===== Provided records =====

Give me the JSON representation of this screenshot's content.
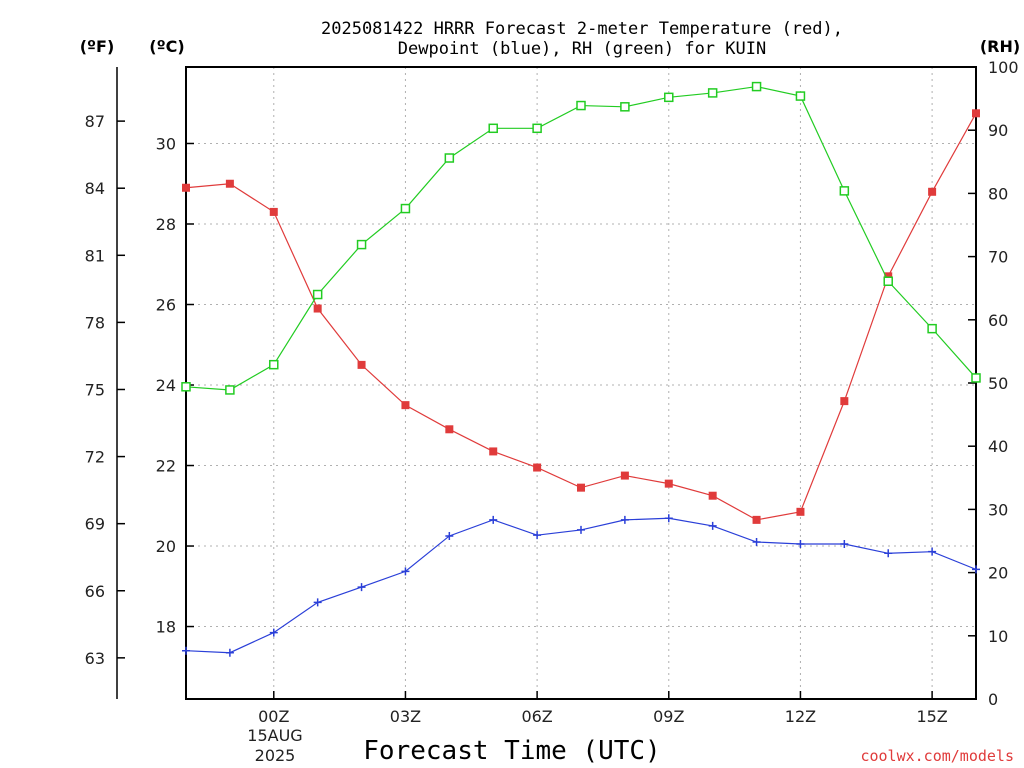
{
  "chart_data": {
    "type": "line",
    "title_line1": "2025081422 HRRR Forecast 2-meter Temperature (red),",
    "title_line2": "Dewpoint (blue), RH (green) for KUIN",
    "xlabel": "Forecast Time (UTC)",
    "credit": "coolwx.com/models",
    "date_label": [
      "15AUG",
      "2025"
    ],
    "x_hours": [
      -2,
      -1,
      0,
      1,
      2,
      3,
      4,
      5,
      6,
      7,
      8,
      9,
      10,
      11,
      12,
      13,
      14,
      15,
      16
    ],
    "x_ticks": [
      {
        "hour": 0,
        "label": "00Z"
      },
      {
        "hour": 3,
        "label": "03Z"
      },
      {
        "hour": 6,
        "label": "06Z"
      },
      {
        "hour": 9,
        "label": "09Z"
      },
      {
        "hour": 12,
        "label": "12Z"
      },
      {
        "hour": 15,
        "label": "15Z"
      }
    ],
    "xlim": [
      -2,
      16
    ],
    "axes": {
      "celsius": {
        "unit": "(ºC)",
        "ylim": [
          16.2,
          31.9
        ],
        "ticks": [
          18,
          20,
          22,
          24,
          26,
          28,
          30
        ]
      },
      "fahrenheit": {
        "unit": "(ºF)",
        "ticks": [
          63,
          66,
          69,
          72,
          75,
          78,
          81,
          84,
          87
        ]
      },
      "rh": {
        "unit": "(RH)",
        "ylim": [
          0,
          100
        ],
        "ticks": [
          0,
          10,
          20,
          30,
          40,
          50,
          60,
          70,
          80,
          90,
          100
        ]
      }
    },
    "grid": true,
    "series": [
      {
        "name": "Temperature",
        "axis": "celsius",
        "color": "#e03b3b",
        "marker": "filled-square",
        "values": [
          28.9,
          29.0,
          28.3,
          25.9,
          24.5,
          23.5,
          22.9,
          22.35,
          21.95,
          21.45,
          21.75,
          21.55,
          21.25,
          20.65,
          20.85,
          23.6,
          26.7,
          28.8,
          30.75
        ]
      },
      {
        "name": "Dewpoint",
        "axis": "celsius",
        "color": "#2a3fd8",
        "marker": "plus",
        "values": [
          17.4,
          17.35,
          17.85,
          18.6,
          18.98,
          19.37,
          20.25,
          20.65,
          20.27,
          20.4,
          20.65,
          20.69,
          20.5,
          20.1,
          20.05,
          20.05,
          19.82,
          19.86,
          19.42
        ]
      },
      {
        "name": "RH",
        "axis": "rh",
        "color": "#22cc22",
        "marker": "open-square",
        "values": [
          49.4,
          48.9,
          52.9,
          64.0,
          71.9,
          77.6,
          85.6,
          90.3,
          90.3,
          93.9,
          93.7,
          95.2,
          95.9,
          96.9,
          95.4,
          80.4,
          66.1,
          58.6,
          50.8
        ]
      }
    ]
  }
}
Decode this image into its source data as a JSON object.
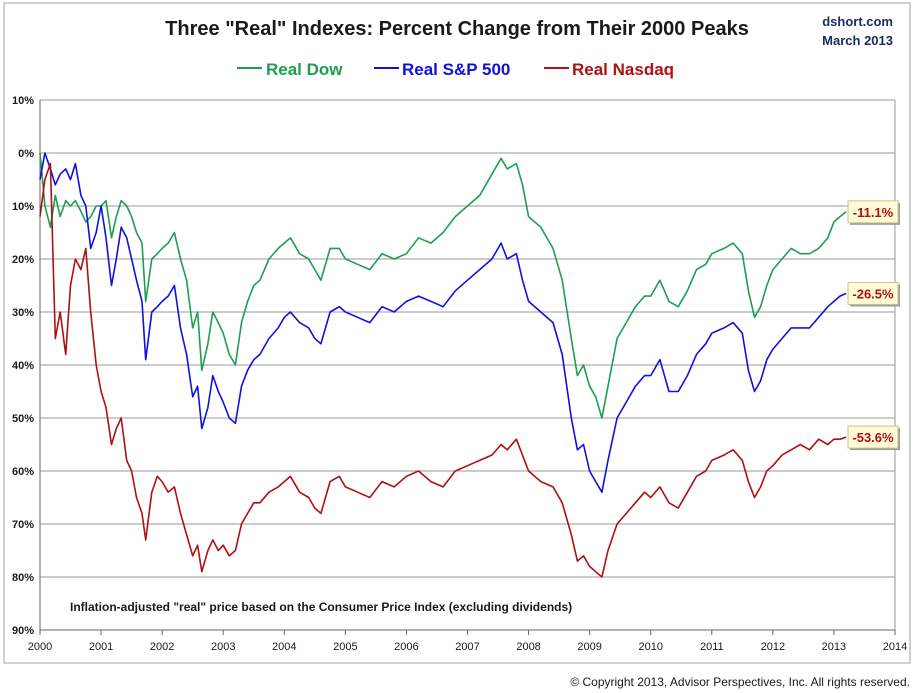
{
  "chart_data": {
    "type": "line",
    "title": "Three \"Real\" Indexes: Percent Change from Their 2000 Peaks",
    "source": "dshort.com",
    "date_label": "March 2013",
    "annotation": "Inflation-adjusted \"real\" price based on the Consumer Price Index (excluding dividends)",
    "copyright": "© Copyright 2013, Advisor Perspectives, Inc. All rights reserved.",
    "xlim": [
      2000,
      2014
    ],
    "ylim": [
      10,
      -90
    ],
    "x_ticks": [
      "2000",
      "2001",
      "2002",
      "2003",
      "2004",
      "2005",
      "2006",
      "2007",
      "2008",
      "2009",
      "2010",
      "2011",
      "2012",
      "2013",
      "2014"
    ],
    "y_ticks": [
      {
        "label": "10%",
        "value": 10
      },
      {
        "label": "0%",
        "value": 0
      },
      {
        "label": "10%",
        "value": -10
      },
      {
        "label": "20%",
        "value": -20
      },
      {
        "label": "30%",
        "value": -30
      },
      {
        "label": "40%",
        "value": -40
      },
      {
        "label": "50%",
        "value": -50
      },
      {
        "label": "60%",
        "value": -60
      },
      {
        "label": "70%",
        "value": -70
      },
      {
        "label": "80%",
        "value": -80
      },
      {
        "label": "90%",
        "value": -90
      }
    ],
    "grid": true,
    "legend_position": "top-center",
    "series": [
      {
        "name": "Real Dow",
        "color": "#1e9e4f",
        "end_label": "-11.1%",
        "x": [
          2000.0,
          2000.08,
          2000.17,
          2000.25,
          2000.33,
          2000.42,
          2000.5,
          2000.58,
          2000.67,
          2000.75,
          2000.83,
          2000.92,
          2001.0,
          2001.08,
          2001.17,
          2001.25,
          2001.33,
          2001.42,
          2001.5,
          2001.58,
          2001.67,
          2001.73,
          2001.83,
          2001.92,
          2002.0,
          2002.1,
          2002.2,
          2002.3,
          2002.4,
          2002.5,
          2002.58,
          2002.65,
          2002.75,
          2002.83,
          2002.92,
          2003.0,
          2003.1,
          2003.2,
          2003.3,
          2003.4,
          2003.5,
          2003.6,
          2003.75,
          2003.9,
          2004.0,
          2004.1,
          2004.25,
          2004.4,
          2004.5,
          2004.6,
          2004.75,
          2004.9,
          2005.0,
          2005.2,
          2005.4,
          2005.6,
          2005.8,
          2006.0,
          2006.2,
          2006.4,
          2006.6,
          2006.8,
          2007.0,
          2007.2,
          2007.4,
          2007.55,
          2007.65,
          2007.8,
          2007.9,
          2008.0,
          2008.2,
          2008.4,
          2008.55,
          2008.7,
          2008.8,
          2008.9,
          2009.0,
          2009.1,
          2009.2,
          2009.3,
          2009.45,
          2009.6,
          2009.75,
          2009.9,
          2010.0,
          2010.15,
          2010.3,
          2010.45,
          2010.6,
          2010.75,
          2010.9,
          2011.0,
          2011.2,
          2011.35,
          2011.5,
          2011.6,
          2011.7,
          2011.8,
          2011.9,
          2012.0,
          2012.15,
          2012.3,
          2012.45,
          2012.6,
          2012.75,
          2012.9,
          2013.0,
          2013.1,
          2013.2
        ],
        "y": [
          0,
          -10,
          -14,
          -8,
          -12,
          -9,
          -10,
          -9,
          -11,
          -13,
          -12,
          -10,
          -10,
          -9,
          -16,
          -12,
          -9,
          -10,
          -12,
          -15,
          -17,
          -28,
          -20,
          -19,
          -18,
          -17,
          -15,
          -20,
          -24,
          -33,
          -30,
          -41,
          -36,
          -30,
          -32,
          -34,
          -38,
          -40,
          -32,
          -28,
          -25,
          -24,
          -20,
          -18,
          -17,
          -16,
          -19,
          -20,
          -22,
          -24,
          -18,
          -18,
          -20,
          -21,
          -22,
          -19,
          -20,
          -19,
          -16,
          -17,
          -15,
          -12,
          -10,
          -8,
          -4,
          -1,
          -3,
          -2,
          -6,
          -12,
          -14,
          -18,
          -24,
          -35,
          -42,
          -40,
          -44,
          -46,
          -50,
          -44,
          -35,
          -32,
          -29,
          -27,
          -27,
          -24,
          -28,
          -29,
          -26,
          -22,
          -21,
          -19,
          -18,
          -17,
          -19,
          -26,
          -31,
          -29,
          -25,
          -22,
          -20,
          -18,
          -19,
          -19,
          -18,
          -16,
          -13,
          -12,
          -11.1
        ]
      },
      {
        "name": "Real S&P 500",
        "color": "#1010e0",
        "end_label": "-26.5%",
        "x": [
          2000.0,
          2000.08,
          2000.17,
          2000.25,
          2000.33,
          2000.42,
          2000.5,
          2000.58,
          2000.67,
          2000.75,
          2000.83,
          2000.92,
          2001.0,
          2001.08,
          2001.17,
          2001.25,
          2001.33,
          2001.42,
          2001.5,
          2001.58,
          2001.67,
          2001.73,
          2001.83,
          2001.92,
          2002.0,
          2002.1,
          2002.2,
          2002.3,
          2002.4,
          2002.5,
          2002.58,
          2002.65,
          2002.75,
          2002.83,
          2002.92,
          2003.0,
          2003.1,
          2003.2,
          2003.3,
          2003.4,
          2003.5,
          2003.6,
          2003.75,
          2003.9,
          2004.0,
          2004.1,
          2004.25,
          2004.4,
          2004.5,
          2004.6,
          2004.75,
          2004.9,
          2005.0,
          2005.2,
          2005.4,
          2005.6,
          2005.8,
          2006.0,
          2006.2,
          2006.4,
          2006.6,
          2006.8,
          2007.0,
          2007.2,
          2007.4,
          2007.55,
          2007.65,
          2007.8,
          2007.9,
          2008.0,
          2008.2,
          2008.4,
          2008.55,
          2008.7,
          2008.8,
          2008.9,
          2009.0,
          2009.1,
          2009.2,
          2009.3,
          2009.45,
          2009.6,
          2009.75,
          2009.9,
          2010.0,
          2010.15,
          2010.3,
          2010.45,
          2010.6,
          2010.75,
          2010.9,
          2011.0,
          2011.2,
          2011.35,
          2011.5,
          2011.6,
          2011.7,
          2011.8,
          2011.9,
          2012.0,
          2012.15,
          2012.3,
          2012.45,
          2012.6,
          2012.75,
          2012.9,
          2013.0,
          2013.1,
          2013.2
        ],
        "y": [
          -5,
          0,
          -3,
          -6,
          -4,
          -3,
          -5,
          -2,
          -8,
          -10,
          -18,
          -15,
          -10,
          -16,
          -25,
          -20,
          -14,
          -16,
          -20,
          -24,
          -28,
          -39,
          -30,
          -29,
          -28,
          -27,
          -25,
          -33,
          -38,
          -46,
          -44,
          -52,
          -48,
          -42,
          -45,
          -47,
          -50,
          -51,
          -44,
          -41,
          -39,
          -38,
          -35,
          -33,
          -31,
          -30,
          -32,
          -33,
          -35,
          -36,
          -30,
          -29,
          -30,
          -31,
          -32,
          -29,
          -30,
          -28,
          -27,
          -28,
          -29,
          -26,
          -24,
          -22,
          -20,
          -17,
          -20,
          -19,
          -24,
          -28,
          -30,
          -32,
          -38,
          -50,
          -56,
          -55,
          -60,
          -62,
          -64,
          -58,
          -50,
          -47,
          -44,
          -42,
          -42,
          -39,
          -45,
          -45,
          -42,
          -38,
          -36,
          -34,
          -33,
          -32,
          -34,
          -41,
          -45,
          -43,
          -39,
          -37,
          -35,
          -33,
          -33,
          -33,
          -31,
          -29,
          -28,
          -27,
          -26.5
        ]
      },
      {
        "name": "Real Nasdaq",
        "color": "#b01010",
        "end_label": "-53.6%",
        "x": [
          2000.0,
          2000.08,
          2000.17,
          2000.25,
          2000.33,
          2000.42,
          2000.5,
          2000.58,
          2000.67,
          2000.75,
          2000.83,
          2000.92,
          2001.0,
          2001.08,
          2001.17,
          2001.25,
          2001.33,
          2001.42,
          2001.5,
          2001.58,
          2001.67,
          2001.73,
          2001.83,
          2001.92,
          2002.0,
          2002.1,
          2002.2,
          2002.3,
          2002.4,
          2002.5,
          2002.58,
          2002.65,
          2002.75,
          2002.83,
          2002.92,
          2003.0,
          2003.1,
          2003.2,
          2003.3,
          2003.4,
          2003.5,
          2003.6,
          2003.75,
          2003.9,
          2004.0,
          2004.1,
          2004.25,
          2004.4,
          2004.5,
          2004.6,
          2004.75,
          2004.9,
          2005.0,
          2005.2,
          2005.4,
          2005.6,
          2005.8,
          2006.0,
          2006.2,
          2006.4,
          2006.6,
          2006.8,
          2007.0,
          2007.2,
          2007.4,
          2007.55,
          2007.65,
          2007.8,
          2007.9,
          2008.0,
          2008.2,
          2008.4,
          2008.55,
          2008.7,
          2008.8,
          2008.9,
          2009.0,
          2009.1,
          2009.2,
          2009.3,
          2009.45,
          2009.6,
          2009.75,
          2009.9,
          2010.0,
          2010.15,
          2010.3,
          2010.45,
          2010.6,
          2010.75,
          2010.9,
          2011.0,
          2011.2,
          2011.35,
          2011.5,
          2011.6,
          2011.7,
          2011.8,
          2011.9,
          2012.0,
          2012.15,
          2012.3,
          2012.45,
          2012.6,
          2012.75,
          2012.9,
          2013.0,
          2013.1,
          2013.2
        ],
        "y": [
          -12,
          -5,
          -2,
          -35,
          -30,
          -38,
          -25,
          -20,
          -22,
          -18,
          -30,
          -40,
          -45,
          -48,
          -55,
          -52,
          -50,
          -58,
          -60,
          -65,
          -68,
          -73,
          -64,
          -61,
          -62,
          -64,
          -63,
          -68,
          -72,
          -76,
          -74,
          -79,
          -75,
          -73,
          -75,
          -74,
          -76,
          -75,
          -70,
          -68,
          -66,
          -66,
          -64,
          -63,
          -62,
          -61,
          -64,
          -65,
          -67,
          -68,
          -62,
          -61,
          -63,
          -64,
          -65,
          -62,
          -63,
          -61,
          -60,
          -62,
          -63,
          -60,
          -59,
          -58,
          -57,
          -55,
          -56,
          -54,
          -57,
          -60,
          -62,
          -63,
          -66,
          -72,
          -77,
          -76,
          -78,
          -79,
          -80,
          -75,
          -70,
          -68,
          -66,
          -64,
          -65,
          -63,
          -66,
          -67,
          -64,
          -61,
          -60,
          -58,
          -57,
          -56,
          -58,
          -62,
          -65,
          -63,
          -60,
          -59,
          -57,
          -56,
          -55,
          -56,
          -54,
          -55,
          -54,
          -54,
          -53.6
        ]
      }
    ]
  }
}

=====

Looking at the records above, work out how many lines include the string "Temperature". Give the number and nothing else.

» **Correct output**
2